Reproduce all of the data exactly.

- _Records from a data source_:
◆ ◆ ◆ ◆ ◆

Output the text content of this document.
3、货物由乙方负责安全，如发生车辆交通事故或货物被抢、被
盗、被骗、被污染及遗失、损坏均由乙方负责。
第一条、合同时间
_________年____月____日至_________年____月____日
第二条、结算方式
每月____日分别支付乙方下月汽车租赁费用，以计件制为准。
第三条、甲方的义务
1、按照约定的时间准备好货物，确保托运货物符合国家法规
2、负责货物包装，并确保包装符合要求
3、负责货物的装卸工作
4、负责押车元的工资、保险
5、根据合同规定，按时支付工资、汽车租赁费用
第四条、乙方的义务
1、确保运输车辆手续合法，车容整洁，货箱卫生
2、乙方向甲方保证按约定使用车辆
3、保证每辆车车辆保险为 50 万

◆ ◆ ◆ ◆ ◆

- _Finished task_:
Output the text content of this document.
3、货物由乙方负责安全，如发生车辆交通事故或货物被抢、被
盗、被骗、被污染及遗失、损坏均由乙方负责。
第一条、合同时间
_________年____月____日至_________年____月____日
第二条、结算方式
每月____日分别支付乙方下月汽车租赁费用，以计件制为准。
第三条、甲方的义务
1、按照约定的时间准备好货物，确保托运货物符合国家法规
2、负责货物包装，并确保包装符合要求
3、负责货物的装卸工作
4、负责押车元的工资、保险
5、根据合同规定，按时支付工资、汽车租赁费用
第四条、乙方的义务
1、确保运输车辆手续合法，车容整洁，货箱卫生
2、乙方向甲方保证按约定使用车辆
3、保证每辆车车辆保险为 50 万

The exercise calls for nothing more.